Aim: Count how many lines hold the string "title". Answer with that number and nothing more.

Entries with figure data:

- - -

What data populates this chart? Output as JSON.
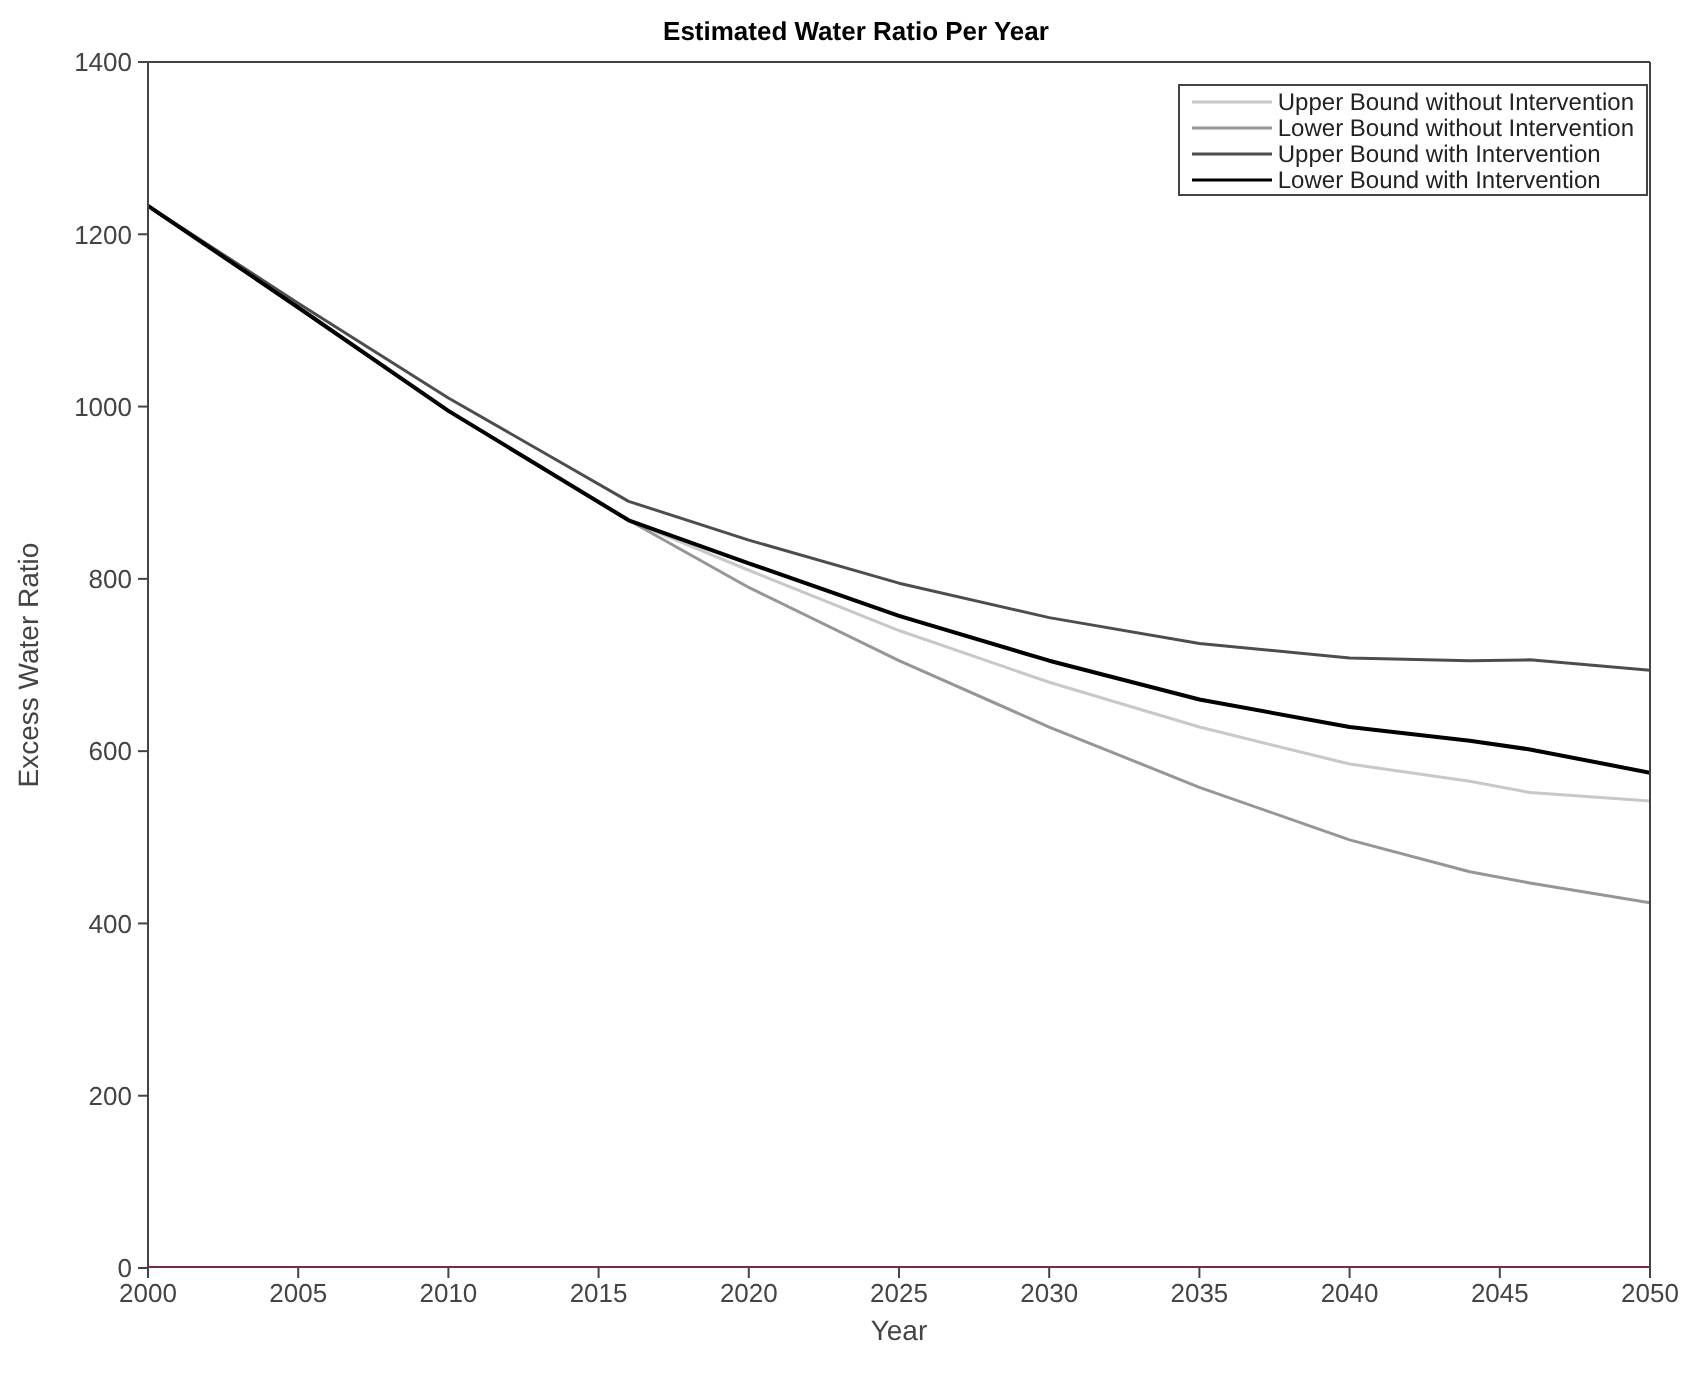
{
  "chart_data": {
    "type": "line",
    "title": "Estimated Water Ratio Per Year",
    "xlabel": "Year",
    "ylabel": "Excess Water Ratio",
    "x": [
      2000,
      2005,
      2010,
      2016,
      2020,
      2025,
      2030,
      2035,
      2040,
      2044,
      2046,
      2050
    ],
    "series": [
      {
        "name": "Upper Bound without Intervention",
        "color": "#c8c8c8",
        "values": [
          1233,
          1115,
          995,
          868,
          810,
          740,
          680,
          628,
          585,
          565,
          552,
          542
        ]
      },
      {
        "name": "Lower Bound without Intervention",
        "color": "#969696",
        "values": [
          1233,
          1115,
          995,
          868,
          790,
          705,
          628,
          558,
          497,
          460,
          447,
          424
        ]
      },
      {
        "name": "Upper Bound with Intervention",
        "color": "#4d4d4d",
        "values": [
          1233,
          1120,
          1010,
          890,
          845,
          795,
          755,
          725,
          708,
          705,
          706,
          694
        ]
      },
      {
        "name": "Lower Bound with Intervention",
        "color": "#000000",
        "values": [
          1233,
          1115,
          995,
          868,
          818,
          757,
          705,
          660,
          628,
          612,
          602,
          575
        ]
      },
      {
        "color": "#7a2a48",
        "values": [
          0,
          0,
          0,
          0,
          0,
          0,
          0,
          0,
          0,
          0,
          0,
          0
        ]
      }
    ],
    "xlim": [
      2000,
      2050
    ],
    "xticks": [
      2000,
      2005,
      2010,
      2015,
      2020,
      2025,
      2030,
      2035,
      2040,
      2045,
      2050
    ],
    "ylim": [
      0,
      1400
    ],
    "yticks": [
      0,
      200,
      400,
      600,
      800,
      1000,
      1200,
      1400
    ],
    "grid": false,
    "legend": "top right",
    "marker": "none",
    "line_style": "solid"
  }
}
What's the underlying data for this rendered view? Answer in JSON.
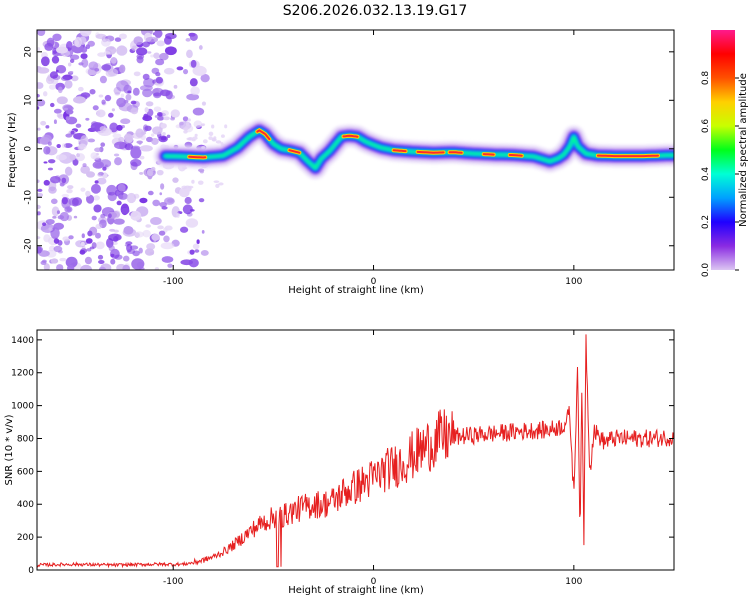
{
  "title": "S206.2026.032.13.19.G17",
  "chart_data": [
    {
      "type": "heatmap",
      "title": "S206.2026.032.13.19.G17",
      "xlabel": "Height of straight line (km)",
      "ylabel": "Frequency (Hz)",
      "xlim": [
        -168,
        150
      ],
      "ylim": [
        -25,
        24.5
      ],
      "xticks": [
        -100,
        0,
        100
      ],
      "yticks": [
        -20,
        -10,
        0,
        10,
        20
      ],
      "noise_region_x": [
        -168,
        -90
      ],
      "ridge": {
        "x": [
          -104,
          -95,
          -85,
          -75,
          -68,
          -62,
          -57,
          -54,
          -50,
          -46,
          -42,
          -37,
          -33,
          -29,
          -26,
          -22,
          -19,
          -16,
          -12,
          -8,
          -4,
          0,
          4,
          10,
          20,
          30,
          40,
          50,
          60,
          70,
          80,
          85,
          88,
          92,
          95,
          98,
          100,
          102,
          106,
          112,
          120,
          135,
          150
        ],
        "y": [
          -1.5,
          -1.6,
          -1.8,
          -1.4,
          0.2,
          2.5,
          3.8,
          3.0,
          1.0,
          0.0,
          -0.3,
          -0.8,
          -2.5,
          -4.0,
          -2.0,
          -0.5,
          1.0,
          2.5,
          2.7,
          2.5,
          1.5,
          0.8,
          0.2,
          -0.3,
          -0.6,
          -0.8,
          -0.7,
          -1.0,
          -1.2,
          -1.3,
          -1.6,
          -2.2,
          -2.6,
          -2.0,
          -1.2,
          0.5,
          2.5,
          0.5,
          -1.0,
          -1.4,
          -1.5,
          -1.5,
          -1.3
        ]
      },
      "colorbar": {
        "label": "Normalized spectral amplitude",
        "range": [
          0,
          1
        ],
        "ticks": [
          "0.0",
          "0.2",
          "0.4",
          "0.6",
          "0.8"
        ],
        "tick_values": [
          0,
          0.2,
          0.4,
          0.6,
          0.8
        ],
        "colormap": [
          "#dcc6f2",
          "#8a2be2",
          "#1f00ff",
          "#00a0ff",
          "#00ffd5",
          "#00ff1a",
          "#c8ff00",
          "#ffd000",
          "#ff5000",
          "#ff0000",
          "#ff1a8c"
        ]
      }
    },
    {
      "type": "line",
      "xlabel": "Height of straight line (km)",
      "ylabel": "SNR (10 * v/v)",
      "xlim": [
        -168,
        150
      ],
      "ylim": [
        0,
        1460
      ],
      "xticks": [
        -100,
        0,
        100
      ],
      "yticks": [
        0,
        200,
        400,
        600,
        800,
        1000,
        1200,
        1400
      ],
      "color": "#e62020",
      "series": [
        {
          "name": "SNR",
          "x": [
            -168,
            -150,
            -130,
            -110,
            -95,
            -90,
            -85,
            -80,
            -75,
            -70,
            -65,
            -60,
            -55,
            -50,
            -45,
            -40,
            -35,
            -30,
            -25,
            -20,
            -15,
            -10,
            -5,
            0,
            5,
            10,
            15,
            20,
            25,
            30,
            35,
            40,
            50,
            60,
            70,
            80,
            85,
            90,
            95,
            98,
            100,
            102,
            103,
            104,
            105,
            106,
            108,
            110,
            115,
            120,
            130,
            140,
            150
          ],
          "y": [
            30,
            35,
            30,
            35,
            35,
            45,
            60,
            80,
            110,
            150,
            200,
            250,
            290,
            320,
            330,
            360,
            380,
            400,
            400,
            420,
            470,
            500,
            530,
            560,
            600,
            630,
            660,
            700,
            740,
            780,
            810,
            810,
            820,
            830,
            840,
            850,
            850,
            860,
            880,
            950,
            450,
            1300,
            150,
            1100,
            200,
            1420,
            600,
            850,
            780,
            800,
            800,
            800,
            810
          ]
        }
      ]
    }
  ]
}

- - -

Result for this exercise: 3